**Part of a data file**
---+---

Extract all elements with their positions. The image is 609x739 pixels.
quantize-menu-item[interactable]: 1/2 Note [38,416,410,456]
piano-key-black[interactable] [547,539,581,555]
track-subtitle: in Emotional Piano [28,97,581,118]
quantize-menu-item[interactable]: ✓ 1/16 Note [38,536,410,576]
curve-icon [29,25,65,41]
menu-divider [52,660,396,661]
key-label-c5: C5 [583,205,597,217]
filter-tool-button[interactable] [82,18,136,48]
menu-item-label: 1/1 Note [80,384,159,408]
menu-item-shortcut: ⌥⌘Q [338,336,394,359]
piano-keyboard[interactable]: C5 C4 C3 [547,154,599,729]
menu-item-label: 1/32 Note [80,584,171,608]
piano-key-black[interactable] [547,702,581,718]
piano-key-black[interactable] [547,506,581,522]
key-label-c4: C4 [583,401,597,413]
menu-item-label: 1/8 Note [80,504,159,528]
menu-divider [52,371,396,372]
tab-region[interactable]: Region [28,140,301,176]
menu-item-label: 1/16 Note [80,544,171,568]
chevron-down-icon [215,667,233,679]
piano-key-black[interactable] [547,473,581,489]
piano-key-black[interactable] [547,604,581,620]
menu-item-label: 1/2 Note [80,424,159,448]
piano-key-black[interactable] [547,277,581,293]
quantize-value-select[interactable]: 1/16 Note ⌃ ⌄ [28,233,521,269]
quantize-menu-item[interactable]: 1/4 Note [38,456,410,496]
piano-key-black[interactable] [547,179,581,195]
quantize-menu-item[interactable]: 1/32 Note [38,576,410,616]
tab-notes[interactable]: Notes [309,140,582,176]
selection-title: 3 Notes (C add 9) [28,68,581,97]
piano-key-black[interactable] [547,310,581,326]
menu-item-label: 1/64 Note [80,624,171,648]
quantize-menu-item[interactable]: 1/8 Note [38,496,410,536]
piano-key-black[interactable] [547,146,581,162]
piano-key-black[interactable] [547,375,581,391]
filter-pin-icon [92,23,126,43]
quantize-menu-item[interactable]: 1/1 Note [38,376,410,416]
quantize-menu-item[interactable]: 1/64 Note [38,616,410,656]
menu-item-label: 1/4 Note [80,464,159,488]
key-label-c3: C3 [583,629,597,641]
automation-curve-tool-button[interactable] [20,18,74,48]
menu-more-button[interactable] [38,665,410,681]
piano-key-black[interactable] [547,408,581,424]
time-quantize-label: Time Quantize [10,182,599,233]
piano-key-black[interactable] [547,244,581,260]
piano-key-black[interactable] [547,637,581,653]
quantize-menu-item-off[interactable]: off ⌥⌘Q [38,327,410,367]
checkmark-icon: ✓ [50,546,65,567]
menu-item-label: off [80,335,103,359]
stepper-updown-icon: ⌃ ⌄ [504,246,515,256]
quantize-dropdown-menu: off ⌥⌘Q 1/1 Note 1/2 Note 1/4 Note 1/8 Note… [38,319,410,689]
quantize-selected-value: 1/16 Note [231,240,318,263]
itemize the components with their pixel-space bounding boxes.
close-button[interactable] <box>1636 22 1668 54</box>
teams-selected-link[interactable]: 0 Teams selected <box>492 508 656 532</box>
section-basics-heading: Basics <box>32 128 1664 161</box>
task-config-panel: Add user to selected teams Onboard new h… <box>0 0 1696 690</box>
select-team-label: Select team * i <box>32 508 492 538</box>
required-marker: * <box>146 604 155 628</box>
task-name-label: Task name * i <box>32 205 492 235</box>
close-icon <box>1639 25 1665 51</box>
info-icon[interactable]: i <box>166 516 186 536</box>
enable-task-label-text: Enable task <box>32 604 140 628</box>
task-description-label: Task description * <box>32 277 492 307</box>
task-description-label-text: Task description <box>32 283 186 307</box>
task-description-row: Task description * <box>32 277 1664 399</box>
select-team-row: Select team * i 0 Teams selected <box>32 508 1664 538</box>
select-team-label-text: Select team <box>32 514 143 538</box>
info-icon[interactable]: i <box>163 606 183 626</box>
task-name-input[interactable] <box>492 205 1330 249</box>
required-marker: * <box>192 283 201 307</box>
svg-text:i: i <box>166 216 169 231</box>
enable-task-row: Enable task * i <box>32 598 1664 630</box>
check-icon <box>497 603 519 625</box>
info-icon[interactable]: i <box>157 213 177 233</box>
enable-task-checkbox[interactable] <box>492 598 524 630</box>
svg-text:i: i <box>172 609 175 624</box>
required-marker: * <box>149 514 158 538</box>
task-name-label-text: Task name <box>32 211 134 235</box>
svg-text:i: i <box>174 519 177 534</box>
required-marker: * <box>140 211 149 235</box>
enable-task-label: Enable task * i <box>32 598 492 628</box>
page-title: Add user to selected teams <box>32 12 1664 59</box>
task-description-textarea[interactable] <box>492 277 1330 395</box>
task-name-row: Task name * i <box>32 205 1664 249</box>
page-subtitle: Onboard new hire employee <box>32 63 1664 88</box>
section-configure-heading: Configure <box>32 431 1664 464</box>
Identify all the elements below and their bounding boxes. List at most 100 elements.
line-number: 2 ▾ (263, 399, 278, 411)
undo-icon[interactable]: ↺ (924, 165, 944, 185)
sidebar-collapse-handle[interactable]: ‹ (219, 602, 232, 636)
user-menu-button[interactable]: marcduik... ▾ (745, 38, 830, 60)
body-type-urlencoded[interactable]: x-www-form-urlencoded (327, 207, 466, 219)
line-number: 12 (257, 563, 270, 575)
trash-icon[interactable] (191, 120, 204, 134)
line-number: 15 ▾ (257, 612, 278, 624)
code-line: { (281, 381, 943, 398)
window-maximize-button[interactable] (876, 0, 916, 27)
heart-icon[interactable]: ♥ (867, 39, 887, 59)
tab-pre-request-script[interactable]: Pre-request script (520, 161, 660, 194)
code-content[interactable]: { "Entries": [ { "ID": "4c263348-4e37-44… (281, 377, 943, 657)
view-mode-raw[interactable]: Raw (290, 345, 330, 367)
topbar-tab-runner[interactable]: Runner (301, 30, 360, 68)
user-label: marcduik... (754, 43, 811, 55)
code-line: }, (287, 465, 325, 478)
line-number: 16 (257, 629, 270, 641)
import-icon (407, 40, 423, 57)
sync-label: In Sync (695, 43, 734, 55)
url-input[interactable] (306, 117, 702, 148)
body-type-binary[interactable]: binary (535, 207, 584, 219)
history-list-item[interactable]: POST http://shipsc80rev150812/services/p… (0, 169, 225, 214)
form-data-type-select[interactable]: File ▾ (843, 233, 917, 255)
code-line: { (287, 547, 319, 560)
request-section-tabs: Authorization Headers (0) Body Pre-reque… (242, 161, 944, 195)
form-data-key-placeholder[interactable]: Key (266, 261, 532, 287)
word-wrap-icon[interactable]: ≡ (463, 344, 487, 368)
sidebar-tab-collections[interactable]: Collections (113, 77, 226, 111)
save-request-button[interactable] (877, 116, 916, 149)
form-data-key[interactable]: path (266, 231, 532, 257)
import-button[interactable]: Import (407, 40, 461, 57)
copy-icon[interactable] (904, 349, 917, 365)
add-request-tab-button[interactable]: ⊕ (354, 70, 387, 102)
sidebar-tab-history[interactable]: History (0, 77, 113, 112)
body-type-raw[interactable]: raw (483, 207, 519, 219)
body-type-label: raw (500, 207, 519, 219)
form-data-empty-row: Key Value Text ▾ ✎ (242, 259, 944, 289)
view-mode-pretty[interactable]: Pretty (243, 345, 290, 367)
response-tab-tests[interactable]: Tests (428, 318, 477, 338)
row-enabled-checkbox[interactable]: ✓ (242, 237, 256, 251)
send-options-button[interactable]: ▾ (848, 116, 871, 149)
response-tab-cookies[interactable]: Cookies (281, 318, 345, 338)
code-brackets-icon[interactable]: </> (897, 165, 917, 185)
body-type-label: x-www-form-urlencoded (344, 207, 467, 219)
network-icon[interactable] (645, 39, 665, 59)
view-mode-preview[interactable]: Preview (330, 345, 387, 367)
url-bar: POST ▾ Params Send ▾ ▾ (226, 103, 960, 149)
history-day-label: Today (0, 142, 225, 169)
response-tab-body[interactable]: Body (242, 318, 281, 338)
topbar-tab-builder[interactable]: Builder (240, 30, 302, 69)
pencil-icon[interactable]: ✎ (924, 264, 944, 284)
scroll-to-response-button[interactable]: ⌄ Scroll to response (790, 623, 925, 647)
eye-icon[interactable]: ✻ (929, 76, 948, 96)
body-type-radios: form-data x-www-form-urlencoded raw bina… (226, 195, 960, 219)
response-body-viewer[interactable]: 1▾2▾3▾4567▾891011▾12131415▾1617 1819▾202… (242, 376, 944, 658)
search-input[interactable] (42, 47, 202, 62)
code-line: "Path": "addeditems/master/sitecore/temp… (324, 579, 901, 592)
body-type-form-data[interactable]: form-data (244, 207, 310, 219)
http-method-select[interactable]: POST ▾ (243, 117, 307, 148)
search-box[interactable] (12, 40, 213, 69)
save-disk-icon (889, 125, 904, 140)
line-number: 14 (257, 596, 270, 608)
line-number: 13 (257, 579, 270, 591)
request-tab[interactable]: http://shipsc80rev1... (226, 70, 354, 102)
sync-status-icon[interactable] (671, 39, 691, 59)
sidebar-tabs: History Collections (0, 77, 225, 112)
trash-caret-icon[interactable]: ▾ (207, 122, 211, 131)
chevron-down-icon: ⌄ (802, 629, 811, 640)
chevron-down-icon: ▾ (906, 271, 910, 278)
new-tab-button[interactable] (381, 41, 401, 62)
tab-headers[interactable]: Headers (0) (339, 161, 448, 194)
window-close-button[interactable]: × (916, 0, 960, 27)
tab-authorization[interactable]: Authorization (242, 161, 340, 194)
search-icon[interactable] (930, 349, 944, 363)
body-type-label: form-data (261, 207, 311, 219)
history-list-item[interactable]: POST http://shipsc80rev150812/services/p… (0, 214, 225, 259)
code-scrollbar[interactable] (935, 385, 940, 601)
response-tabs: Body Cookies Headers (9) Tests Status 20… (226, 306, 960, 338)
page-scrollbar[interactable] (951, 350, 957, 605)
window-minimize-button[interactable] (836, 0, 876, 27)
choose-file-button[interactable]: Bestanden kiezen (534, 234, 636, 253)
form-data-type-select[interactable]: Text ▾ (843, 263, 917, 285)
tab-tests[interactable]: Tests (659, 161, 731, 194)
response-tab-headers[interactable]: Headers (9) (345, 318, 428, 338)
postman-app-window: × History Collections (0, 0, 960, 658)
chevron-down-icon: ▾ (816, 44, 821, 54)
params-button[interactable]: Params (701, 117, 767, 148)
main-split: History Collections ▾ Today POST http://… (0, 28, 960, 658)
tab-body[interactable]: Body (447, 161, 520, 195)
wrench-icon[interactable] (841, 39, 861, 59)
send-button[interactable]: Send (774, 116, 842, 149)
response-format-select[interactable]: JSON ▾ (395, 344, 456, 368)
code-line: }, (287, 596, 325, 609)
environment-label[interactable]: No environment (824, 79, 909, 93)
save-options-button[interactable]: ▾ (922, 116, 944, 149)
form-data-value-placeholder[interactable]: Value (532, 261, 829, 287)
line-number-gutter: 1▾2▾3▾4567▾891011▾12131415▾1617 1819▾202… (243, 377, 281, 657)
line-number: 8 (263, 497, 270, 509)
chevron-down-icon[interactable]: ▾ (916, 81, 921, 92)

---+---

**Your objective**
Reproduce verbatim every line from the beginning of the records through the line containing "piano-key-black[interactable] [547,506,581,522]", including that line.

**Completed exercise**
Extract all elements with their positions. The image is 609x739 pixels.
quantize-menu-item[interactable]: 1/2 Note [38,416,410,456]
piano-key-black[interactable] [547,539,581,555]
track-subtitle: in Emotional Piano [28,97,581,118]
quantize-menu-item[interactable]: ✓ 1/16 Note [38,536,410,576]
curve-icon [29,25,65,41]
menu-divider [52,660,396,661]
key-label-c5: C5 [583,205,597,217]
filter-tool-button[interactable] [82,18,136,48]
menu-item-label: 1/1 Note [80,384,159,408]
menu-item-shortcut: ⌥⌘Q [338,336,394,359]
piano-keyboard[interactable]: C5 C4 C3 [547,154,599,729]
menu-item-label: 1/32 Note [80,584,171,608]
piano-key-black[interactable] [547,702,581,718]
piano-key-black[interactable] [547,506,581,522]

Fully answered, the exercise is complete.